**Your objective**
Using the entries that follow, collect the lines where the word "name" appears.

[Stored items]
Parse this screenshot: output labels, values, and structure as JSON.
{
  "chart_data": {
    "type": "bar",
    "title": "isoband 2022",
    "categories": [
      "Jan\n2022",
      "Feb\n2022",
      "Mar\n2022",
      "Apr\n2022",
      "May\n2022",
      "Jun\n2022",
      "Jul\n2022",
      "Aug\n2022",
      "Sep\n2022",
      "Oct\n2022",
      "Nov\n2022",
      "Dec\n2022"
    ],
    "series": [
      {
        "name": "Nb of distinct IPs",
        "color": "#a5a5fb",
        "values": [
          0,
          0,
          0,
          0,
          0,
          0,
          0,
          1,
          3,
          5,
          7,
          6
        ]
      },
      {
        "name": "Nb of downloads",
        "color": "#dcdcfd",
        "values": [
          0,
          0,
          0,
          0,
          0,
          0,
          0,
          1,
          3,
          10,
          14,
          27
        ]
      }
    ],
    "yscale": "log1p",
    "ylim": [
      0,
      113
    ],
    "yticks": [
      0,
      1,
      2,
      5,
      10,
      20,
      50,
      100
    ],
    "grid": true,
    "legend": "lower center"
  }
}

**Output for this exercise**
        "name": "Nb of distinct IPs",
        "name": "Nb of downloads",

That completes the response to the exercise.